THE PROBLEM
Extract all data as written.

DATA FOR THE TASK
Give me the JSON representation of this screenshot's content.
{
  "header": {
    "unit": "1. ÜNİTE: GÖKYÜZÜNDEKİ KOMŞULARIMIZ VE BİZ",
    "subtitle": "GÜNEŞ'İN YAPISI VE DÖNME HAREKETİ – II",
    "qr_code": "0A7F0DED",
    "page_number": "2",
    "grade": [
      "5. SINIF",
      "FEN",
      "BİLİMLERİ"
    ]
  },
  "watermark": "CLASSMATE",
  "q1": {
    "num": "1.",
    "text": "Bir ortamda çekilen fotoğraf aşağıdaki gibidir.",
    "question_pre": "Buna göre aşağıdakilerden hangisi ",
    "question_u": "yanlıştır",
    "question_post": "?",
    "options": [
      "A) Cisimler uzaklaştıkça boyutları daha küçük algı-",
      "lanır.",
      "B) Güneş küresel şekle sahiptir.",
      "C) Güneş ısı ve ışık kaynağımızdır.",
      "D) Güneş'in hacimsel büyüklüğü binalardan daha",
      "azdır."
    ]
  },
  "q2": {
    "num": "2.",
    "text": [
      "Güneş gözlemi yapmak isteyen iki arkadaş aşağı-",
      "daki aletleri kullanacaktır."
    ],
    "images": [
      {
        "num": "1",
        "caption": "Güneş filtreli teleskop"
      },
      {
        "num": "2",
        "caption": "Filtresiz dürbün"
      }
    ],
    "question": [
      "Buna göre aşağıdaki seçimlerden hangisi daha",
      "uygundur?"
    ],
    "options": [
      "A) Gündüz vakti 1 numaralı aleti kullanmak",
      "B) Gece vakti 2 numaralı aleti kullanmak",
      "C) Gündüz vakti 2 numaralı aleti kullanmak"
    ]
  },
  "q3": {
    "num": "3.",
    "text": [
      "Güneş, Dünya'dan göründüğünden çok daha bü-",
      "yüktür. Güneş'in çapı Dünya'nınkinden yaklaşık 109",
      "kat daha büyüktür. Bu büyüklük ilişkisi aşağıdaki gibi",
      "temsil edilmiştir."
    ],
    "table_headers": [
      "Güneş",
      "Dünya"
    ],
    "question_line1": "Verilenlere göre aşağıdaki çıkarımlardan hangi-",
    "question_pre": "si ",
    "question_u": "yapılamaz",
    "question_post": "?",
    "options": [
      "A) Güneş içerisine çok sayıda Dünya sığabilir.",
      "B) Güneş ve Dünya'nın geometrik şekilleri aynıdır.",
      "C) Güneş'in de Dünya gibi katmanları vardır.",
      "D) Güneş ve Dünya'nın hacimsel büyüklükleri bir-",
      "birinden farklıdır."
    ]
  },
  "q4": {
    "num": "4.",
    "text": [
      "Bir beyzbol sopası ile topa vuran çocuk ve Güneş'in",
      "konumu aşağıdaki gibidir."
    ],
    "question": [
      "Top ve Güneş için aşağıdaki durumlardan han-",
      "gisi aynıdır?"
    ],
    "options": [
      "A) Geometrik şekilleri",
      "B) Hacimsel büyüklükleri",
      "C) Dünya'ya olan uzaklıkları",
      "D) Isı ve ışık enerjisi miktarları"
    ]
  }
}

ANSWER TO THIS TASK
Give me the JSON representation of this screenshot's content.
{
  "header": {
    "unit": "1. ÜNİTE: GÖKYÜZÜNDEKİ KOMŞULARIMIZ VE BİZ",
    "subtitle": "GÜNEŞ'İN YAPISI VE DÖNME HAREKETİ – II",
    "qr_code": "0A7F0DED",
    "page_number": "2",
    "grade": [
      "5. SINIF",
      "FEN",
      "BİLİMLERİ"
    ]
  },
  "watermark": "CLASSMATE",
  "q1": {
    "num": "1.",
    "text": "Bir ortamda çekilen fotoğraf aşağıdaki gibidir.",
    "question_pre": "Buna göre aşağıdakilerden hangisi ",
    "question_u": "yanlıştır",
    "question_post": "?",
    "options": [
      "A) Cisimler uzaklaştıkça boyutları daha küçük algı-",
      "lanır.",
      "B) Güneş küresel şekle sahiptir.",
      "C) Güneş ısı ve ışık kaynağımızdır.",
      "D) Güneş'in hacimsel büyüklüğü binalardan daha",
      "azdır."
    ]
  },
  "q2": {
    "num": "2.",
    "text": [
      "Güneş gözlemi yapmak isteyen iki arkadaş aşağı-",
      "daki aletleri kullanacaktır."
    ],
    "images": [
      {
        "num": "1",
        "caption": "Güneş filtreli teleskop"
      },
      {
        "num": "2",
        "caption": "Filtresiz dürbün"
      }
    ],
    "question": [
      "Buna göre aşağıdaki seçimlerden hangisi daha",
      "uygundur?"
    ],
    "options": [
      "A) Gündüz vakti 1 numaralı aleti kullanmak",
      "B) Gece vakti 2 numaralı aleti kullanmak",
      "C) Gündüz vakti 2 numaralı aleti kullanmak"
    ]
  },
  "q3": {
    "num": "3.",
    "text": [
      "Güneş, Dünya'dan göründüğünden çok daha bü-",
      "yüktür. Güneş'in çapı Dünya'nınkinden yaklaşık 109",
      "kat daha büyüktür. Bu büyüklük ilişkisi aşağıdaki gibi",
      "temsil edilmiştir."
    ],
    "table_headers": [
      "Güneş",
      "Dünya"
    ],
    "question_line1": "Verilenlere göre aşağıdaki çıkarımlardan hangi-",
    "question_pre": "si ",
    "question_u": "yapılamaz",
    "question_post": "?",
    "options": [
      "A) Güneş içerisine çok sayıda Dünya sığabilir.",
      "B) Güneş ve Dünya'nın geometrik şekilleri aynıdır.",
      "C) Güneş'in de Dünya gibi katmanları vardır.",
      "D) Güneş ve Dünya'nın hacimsel büyüklükleri bir-",
      "birinden farklıdır."
    ]
  },
  "q4": {
    "num": "4.",
    "text": [
      "Bir beyzbol sopası ile topa vuran çocuk ve Güneş'in",
      "konumu aşağıdaki gibidir."
    ],
    "question": [
      "Top ve Güneş için aşağıdaki durumlardan han-",
      "gisi aynıdır?"
    ],
    "options": [
      "A) Geometrik şekilleri",
      "B) Hacimsel büyüklükleri",
      "C) Dünya'ya olan uzaklıkları",
      "D) Isı ve ışık enerjisi miktarları"
    ]
  }
}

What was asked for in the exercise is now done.